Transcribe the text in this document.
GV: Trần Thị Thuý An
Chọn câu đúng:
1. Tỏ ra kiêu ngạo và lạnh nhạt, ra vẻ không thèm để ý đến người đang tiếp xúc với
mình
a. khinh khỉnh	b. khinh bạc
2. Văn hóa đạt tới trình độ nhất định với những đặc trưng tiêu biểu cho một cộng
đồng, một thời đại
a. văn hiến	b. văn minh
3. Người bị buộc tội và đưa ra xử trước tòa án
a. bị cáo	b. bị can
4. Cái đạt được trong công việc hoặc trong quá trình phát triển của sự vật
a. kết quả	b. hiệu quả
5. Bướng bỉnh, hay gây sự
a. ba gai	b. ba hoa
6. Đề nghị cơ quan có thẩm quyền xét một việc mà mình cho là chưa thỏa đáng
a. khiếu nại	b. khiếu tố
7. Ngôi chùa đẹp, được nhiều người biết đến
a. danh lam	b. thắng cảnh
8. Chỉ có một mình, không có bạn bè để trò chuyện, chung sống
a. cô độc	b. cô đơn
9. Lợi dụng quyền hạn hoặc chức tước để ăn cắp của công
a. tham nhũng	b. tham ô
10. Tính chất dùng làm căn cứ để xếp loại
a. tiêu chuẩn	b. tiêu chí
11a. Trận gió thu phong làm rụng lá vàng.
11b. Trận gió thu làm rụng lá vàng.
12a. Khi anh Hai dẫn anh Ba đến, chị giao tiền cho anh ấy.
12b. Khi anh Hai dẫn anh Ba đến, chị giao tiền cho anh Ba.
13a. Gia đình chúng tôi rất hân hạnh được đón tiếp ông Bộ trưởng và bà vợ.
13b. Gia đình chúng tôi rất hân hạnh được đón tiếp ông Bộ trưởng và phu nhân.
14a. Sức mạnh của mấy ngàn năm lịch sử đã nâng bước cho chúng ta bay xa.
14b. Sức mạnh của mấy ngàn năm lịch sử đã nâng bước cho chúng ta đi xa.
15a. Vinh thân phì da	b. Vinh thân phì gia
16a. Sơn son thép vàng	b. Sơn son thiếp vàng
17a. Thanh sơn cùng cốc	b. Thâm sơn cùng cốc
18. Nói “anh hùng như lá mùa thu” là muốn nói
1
= = =
- **WORK INSTRUCTIONS**: Show the lines where the word "tiền" appears in the entries.

- **TASK RESULT**:
12a. Khi anh Hai dẫn anh Ba đến, chị giao tiền cho anh ấy.
12b. Khi anh Hai dẫn anh Ba đến, chị giao tiền cho anh Ba.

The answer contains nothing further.